### GIVEN PROBLEM:
Below are records to be output exactly, every one of them.

### THE RECORDS:
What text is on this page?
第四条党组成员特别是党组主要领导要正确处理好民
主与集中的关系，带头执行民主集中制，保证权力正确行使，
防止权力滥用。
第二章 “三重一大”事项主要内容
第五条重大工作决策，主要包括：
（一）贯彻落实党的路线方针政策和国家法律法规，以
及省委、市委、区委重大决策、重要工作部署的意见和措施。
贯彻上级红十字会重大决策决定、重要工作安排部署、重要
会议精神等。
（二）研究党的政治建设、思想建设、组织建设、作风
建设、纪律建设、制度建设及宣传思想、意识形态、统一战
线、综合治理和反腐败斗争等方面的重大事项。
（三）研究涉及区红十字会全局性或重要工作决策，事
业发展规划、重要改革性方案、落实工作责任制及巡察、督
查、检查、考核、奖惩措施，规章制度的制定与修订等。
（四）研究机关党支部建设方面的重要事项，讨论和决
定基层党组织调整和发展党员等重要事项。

### FULL OUTPUT:
What text is on this page?
第四条党组成员特别是党组主要领导要正确处理好民
主与集中的关系，带头执行民主集中制，保证权力正确行使，
防止权力滥用。
第二章 “三重一大”事项主要内容
第五条重大工作决策，主要包括：
（一）贯彻落实党的路线方针政策和国家法律法规，以
及省委、市委、区委重大决策、重要工作部署的意见和措施。
贯彻上级红十字会重大决策决定、重要工作安排部署、重要
会议精神等。
（二）研究党的政治建设、思想建设、组织建设、作风
建设、纪律建设、制度建设及宣传思想、意识形态、统一战
线、综合治理和反腐败斗争等方面的重大事项。
（三）研究涉及区红十字会全局性或重要工作决策，事
业发展规划、重要改革性方案、落实工作责任制及巡察、督
查、检查、考核、奖惩措施，规章制度的制定与修订等。
（四）研究机关党支部建设方面的重要事项，讨论和决
定基层党组织调整和发展党员等重要事项。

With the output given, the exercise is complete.